In the entries below, swap every "toolbar-separator" for "toolbar-divider" and reproduce the lines with nothing else altered.
--- start of DATA FOR THIS TASK ---
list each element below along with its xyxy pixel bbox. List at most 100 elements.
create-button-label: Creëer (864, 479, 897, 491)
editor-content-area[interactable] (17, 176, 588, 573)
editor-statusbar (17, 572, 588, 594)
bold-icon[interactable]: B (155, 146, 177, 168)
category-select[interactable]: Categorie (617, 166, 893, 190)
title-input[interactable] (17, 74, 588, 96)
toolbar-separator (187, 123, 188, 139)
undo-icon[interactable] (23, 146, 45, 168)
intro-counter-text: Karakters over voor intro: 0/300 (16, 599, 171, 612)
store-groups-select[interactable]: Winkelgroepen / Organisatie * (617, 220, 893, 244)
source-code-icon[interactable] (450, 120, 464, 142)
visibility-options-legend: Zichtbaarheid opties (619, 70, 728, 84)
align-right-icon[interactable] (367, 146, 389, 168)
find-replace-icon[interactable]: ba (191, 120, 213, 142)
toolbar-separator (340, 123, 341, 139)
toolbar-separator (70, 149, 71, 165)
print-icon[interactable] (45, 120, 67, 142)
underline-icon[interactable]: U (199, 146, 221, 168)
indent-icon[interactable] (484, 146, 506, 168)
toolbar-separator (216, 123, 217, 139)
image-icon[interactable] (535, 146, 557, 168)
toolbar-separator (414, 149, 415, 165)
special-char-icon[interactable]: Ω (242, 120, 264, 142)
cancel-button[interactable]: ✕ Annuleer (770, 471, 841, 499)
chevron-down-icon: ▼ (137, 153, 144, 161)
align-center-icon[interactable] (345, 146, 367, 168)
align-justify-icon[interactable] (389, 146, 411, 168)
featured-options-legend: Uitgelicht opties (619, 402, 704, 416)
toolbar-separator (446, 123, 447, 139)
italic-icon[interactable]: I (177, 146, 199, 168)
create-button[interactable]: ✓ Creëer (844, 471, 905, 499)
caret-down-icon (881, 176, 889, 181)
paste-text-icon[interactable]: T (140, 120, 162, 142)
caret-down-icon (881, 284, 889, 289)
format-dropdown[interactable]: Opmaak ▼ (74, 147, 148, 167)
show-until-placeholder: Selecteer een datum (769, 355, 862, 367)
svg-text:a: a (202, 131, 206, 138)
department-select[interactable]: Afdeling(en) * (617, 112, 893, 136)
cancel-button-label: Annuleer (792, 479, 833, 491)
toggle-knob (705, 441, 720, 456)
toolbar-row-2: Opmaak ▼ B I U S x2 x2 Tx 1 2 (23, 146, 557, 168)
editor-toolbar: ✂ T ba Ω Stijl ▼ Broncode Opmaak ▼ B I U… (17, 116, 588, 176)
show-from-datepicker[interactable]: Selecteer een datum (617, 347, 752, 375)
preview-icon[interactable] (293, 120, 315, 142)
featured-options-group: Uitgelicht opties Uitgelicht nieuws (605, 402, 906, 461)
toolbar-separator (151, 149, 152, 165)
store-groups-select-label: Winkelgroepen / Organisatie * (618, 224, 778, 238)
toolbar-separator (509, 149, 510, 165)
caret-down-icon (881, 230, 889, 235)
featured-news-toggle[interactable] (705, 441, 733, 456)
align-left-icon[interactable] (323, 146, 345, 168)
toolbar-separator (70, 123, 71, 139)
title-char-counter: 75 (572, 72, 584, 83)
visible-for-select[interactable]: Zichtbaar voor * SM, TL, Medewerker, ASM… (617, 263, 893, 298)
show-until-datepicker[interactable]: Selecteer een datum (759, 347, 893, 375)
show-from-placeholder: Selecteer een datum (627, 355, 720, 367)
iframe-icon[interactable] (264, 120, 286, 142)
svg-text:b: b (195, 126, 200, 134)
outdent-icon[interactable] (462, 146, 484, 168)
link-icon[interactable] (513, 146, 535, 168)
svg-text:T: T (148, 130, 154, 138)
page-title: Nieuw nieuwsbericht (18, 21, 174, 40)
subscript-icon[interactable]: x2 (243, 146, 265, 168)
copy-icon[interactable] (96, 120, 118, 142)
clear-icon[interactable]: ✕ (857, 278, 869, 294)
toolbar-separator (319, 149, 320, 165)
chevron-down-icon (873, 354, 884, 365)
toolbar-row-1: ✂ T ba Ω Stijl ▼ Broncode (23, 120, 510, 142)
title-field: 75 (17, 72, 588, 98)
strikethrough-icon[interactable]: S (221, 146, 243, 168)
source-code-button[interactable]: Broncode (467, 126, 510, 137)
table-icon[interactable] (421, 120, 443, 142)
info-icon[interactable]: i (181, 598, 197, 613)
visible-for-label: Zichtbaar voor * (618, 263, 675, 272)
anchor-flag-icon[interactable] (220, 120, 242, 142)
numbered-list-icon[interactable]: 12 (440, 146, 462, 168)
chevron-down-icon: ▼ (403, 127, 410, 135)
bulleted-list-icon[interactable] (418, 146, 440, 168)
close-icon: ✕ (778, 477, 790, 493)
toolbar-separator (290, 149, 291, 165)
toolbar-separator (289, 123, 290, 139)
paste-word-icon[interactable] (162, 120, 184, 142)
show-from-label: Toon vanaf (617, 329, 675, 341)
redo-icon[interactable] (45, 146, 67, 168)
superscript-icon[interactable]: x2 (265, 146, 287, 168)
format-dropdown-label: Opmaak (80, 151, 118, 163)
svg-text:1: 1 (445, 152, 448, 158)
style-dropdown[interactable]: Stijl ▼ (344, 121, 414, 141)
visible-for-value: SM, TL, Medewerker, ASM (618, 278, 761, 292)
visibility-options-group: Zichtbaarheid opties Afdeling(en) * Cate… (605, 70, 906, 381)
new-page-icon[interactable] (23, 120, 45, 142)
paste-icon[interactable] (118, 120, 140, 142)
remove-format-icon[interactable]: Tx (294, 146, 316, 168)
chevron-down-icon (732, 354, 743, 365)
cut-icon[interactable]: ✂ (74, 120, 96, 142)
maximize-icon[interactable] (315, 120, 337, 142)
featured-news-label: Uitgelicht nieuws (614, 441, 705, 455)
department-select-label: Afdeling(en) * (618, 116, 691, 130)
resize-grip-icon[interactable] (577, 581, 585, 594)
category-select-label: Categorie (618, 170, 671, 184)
--- end of DATA FOR THIS TASK ---
_THE ANSWER_
list each element below along with its xyxy pixel bbox. List at most 100 elements.
create-button-label: Creëer (864, 479, 897, 491)
editor-content-area[interactable] (17, 176, 588, 573)
editor-statusbar (17, 572, 588, 594)
bold-icon[interactable]: B (155, 146, 177, 168)
category-select[interactable]: Categorie (617, 166, 893, 190)
title-input[interactable] (17, 74, 588, 96)
toolbar-divider (187, 123, 188, 139)
undo-icon[interactable] (23, 146, 45, 168)
intro-counter-text: Karakters over voor intro: 0/300 (16, 599, 171, 612)
store-groups-select[interactable]: Winkelgroepen / Organisatie * (617, 220, 893, 244)
source-code-icon[interactable] (450, 120, 464, 142)
visibility-options-legend: Zichtbaarheid opties (619, 70, 728, 84)
align-right-icon[interactable] (367, 146, 389, 168)
find-replace-icon[interactable]: ba (191, 120, 213, 142)
toolbar-divider (340, 123, 341, 139)
toolbar-divider (70, 149, 71, 165)
print-icon[interactable] (45, 120, 67, 142)
underline-icon[interactable]: U (199, 146, 221, 168)
indent-icon[interactable] (484, 146, 506, 168)
toolbar-divider (216, 123, 217, 139)
image-icon[interactable] (535, 146, 557, 168)
toolbar-divider (414, 149, 415, 165)
special-char-icon[interactable]: Ω (242, 120, 264, 142)
cancel-button[interactable]: ✕ Annuleer (770, 471, 841, 499)
chevron-down-icon: ▼ (137, 153, 144, 161)
align-center-icon[interactable] (345, 146, 367, 168)
align-justify-icon[interactable] (389, 146, 411, 168)
featured-options-legend: Uitgelicht opties (619, 402, 704, 416)
toolbar-divider (446, 123, 447, 139)
italic-icon[interactable]: I (177, 146, 199, 168)
create-button[interactable]: ✓ Creëer (844, 471, 905, 499)
caret-down-icon (881, 176, 889, 181)
paste-text-icon[interactable]: T (140, 120, 162, 142)
caret-down-icon (881, 284, 889, 289)
format-dropdown[interactable]: Opmaak ▼ (74, 147, 148, 167)
show-until-placeholder: Selecteer een datum (769, 355, 862, 367)
svg-text:a: a (202, 131, 206, 138)
department-select[interactable]: Afdeling(en) * (617, 112, 893, 136)
cancel-button-label: Annuleer (792, 479, 833, 491)
toggle-knob (705, 441, 720, 456)
toolbar-row-2: Opmaak ▼ B I U S x2 x2 Tx 1 2 (23, 146, 557, 168)
editor-toolbar: ✂ T ba Ω Stijl ▼ Broncode Opmaak ▼ B I U… (17, 116, 588, 176)
show-from-datepicker[interactable]: Selecteer een datum (617, 347, 752, 375)
preview-icon[interactable] (293, 120, 315, 142)
featured-options-group: Uitgelicht opties Uitgelicht nieuws (605, 402, 906, 461)
toolbar-divider (151, 149, 152, 165)
store-groups-select-label: Winkelgroepen / Organisatie * (618, 224, 778, 238)
toolbar-divider (509, 149, 510, 165)
caret-down-icon (881, 230, 889, 235)
featured-news-toggle[interactable] (705, 441, 733, 456)
align-left-icon[interactable] (323, 146, 345, 168)
toolbar-divider (70, 123, 71, 139)
title-char-counter: 75 (572, 72, 584, 83)
visible-for-select[interactable]: Zichtbaar voor * SM, TL, Medewerker, ASM… (617, 263, 893, 298)
show-until-datepicker[interactable]: Selecteer een datum (759, 347, 893, 375)
show-from-placeholder: Selecteer een datum (627, 355, 720, 367)
iframe-icon[interactable] (264, 120, 286, 142)
svg-text:b: b (195, 126, 200, 134)
outdent-icon[interactable] (462, 146, 484, 168)
link-icon[interactable] (513, 146, 535, 168)
svg-text:T: T (148, 130, 154, 138)
page-title: Nieuw nieuwsbericht (18, 21, 174, 40)
subscript-icon[interactable]: x2 (243, 146, 265, 168)
copy-icon[interactable] (96, 120, 118, 142)
clear-icon[interactable]: ✕ (857, 278, 869, 294)
toolbar-divider (319, 149, 320, 165)
chevron-down-icon (873, 354, 884, 365)
toolbar-row-1: ✂ T ba Ω Stijl ▼ Broncode (23, 120, 510, 142)
title-field: 75 (17, 72, 588, 98)
strikethrough-icon[interactable]: S (221, 146, 243, 168)
source-code-button[interactable]: Broncode (467, 126, 510, 137)
table-icon[interactable] (421, 120, 443, 142)
info-icon[interactable]: i (181, 598, 197, 613)
visible-for-label: Zichtbaar voor * (618, 263, 675, 272)
anchor-flag-icon[interactable] (220, 120, 242, 142)
numbered-list-icon[interactable]: 12 (440, 146, 462, 168)
chevron-down-icon: ▼ (403, 127, 410, 135)
bulleted-list-icon[interactable] (418, 146, 440, 168)
close-icon: ✕ (778, 477, 790, 493)
toolbar-divider (290, 149, 291, 165)
toolbar-divider (289, 123, 290, 139)
paste-word-icon[interactable] (162, 120, 184, 142)
show-from-label: Toon vanaf (617, 329, 675, 341)
redo-icon[interactable] (45, 146, 67, 168)
superscript-icon[interactable]: x2 (265, 146, 287, 168)
format-dropdown-label: Opmaak (80, 151, 118, 163)
svg-text:1: 1 (445, 152, 448, 158)
style-dropdown[interactable]: Stijl ▼ (344, 121, 414, 141)
visible-for-value: SM, TL, Medewerker, ASM (618, 278, 761, 292)
visibility-options-group: Zichtbaarheid opties Afdeling(en) * Cate… (605, 70, 906, 381)
new-page-icon[interactable] (23, 120, 45, 142)
paste-icon[interactable] (118, 120, 140, 142)
remove-format-icon[interactable]: Tx (294, 146, 316, 168)
chevron-down-icon (732, 354, 743, 365)
cut-icon[interactable]: ✂ (74, 120, 96, 142)
maximize-icon[interactable] (315, 120, 337, 142)
featured-news-label: Uitgelicht nieuws (614, 441, 705, 455)
department-select-label: Afdeling(en) * (618, 116, 691, 130)
resize-grip-icon[interactable] (577, 581, 585, 594)
category-select-label: Categorie (618, 170, 671, 184)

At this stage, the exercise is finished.